A run of records
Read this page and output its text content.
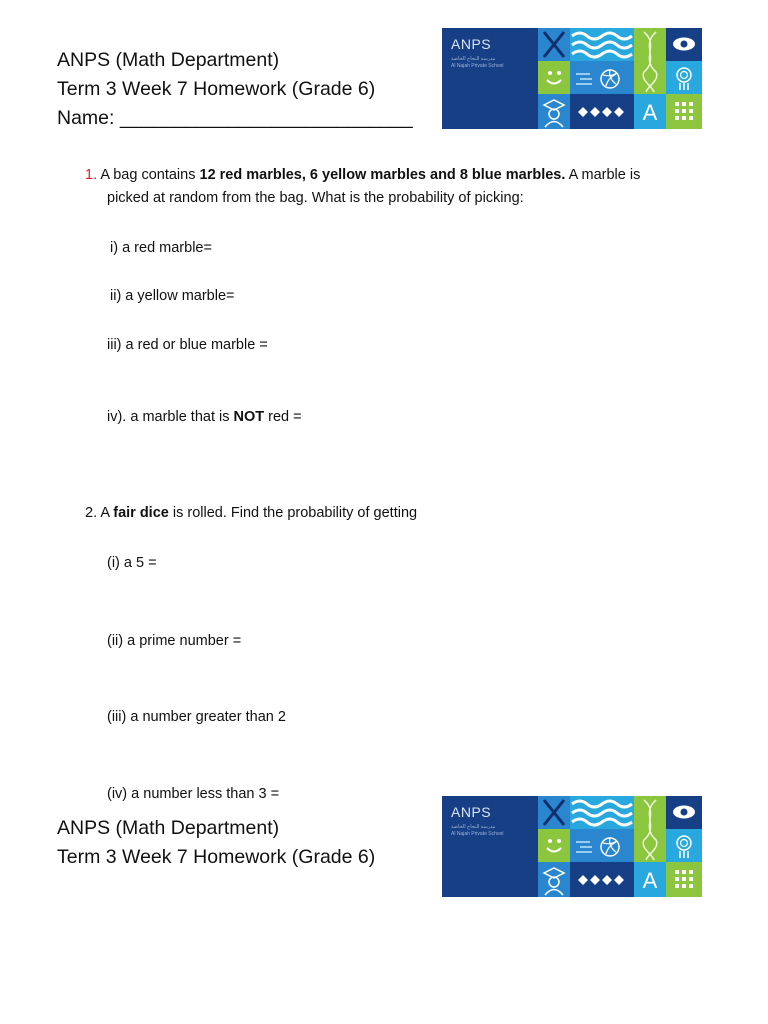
ANPS (Math Department)
Term 3 Week 7 Homework (Grade 6)
Name: ___________________________
ANPS
مدرسة النجاح الخاصة
Al Najah Private School
A
1. A bag contains 12 red marbles, 6 yellow marbles and 8 blue marbles. A marble is
picked at random from the bag. What is the probability of picking:
i) a red marble=
ii) a yellow marble=
iii) a red or blue marble =
iv). a marble that is NOT red =
2. A fair dice is rolled. Find the probability of getting
(i) a 5 =
(ii) a prime number =
(iii) a number greater than 2
(iv) a number less than 3 =
ANPS (Math Department)
Term 3 Week 7 Homework (Grade 6)
ANPS
مدرسة النجاح الخاصة
Al Najah Private School
A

Problem requirements:
Scan the material above for the string "number" and return the lines that hold it.

Reply:
(ii) a prime number =
(iii) a number greater than 2
(iv) a number less than 3 =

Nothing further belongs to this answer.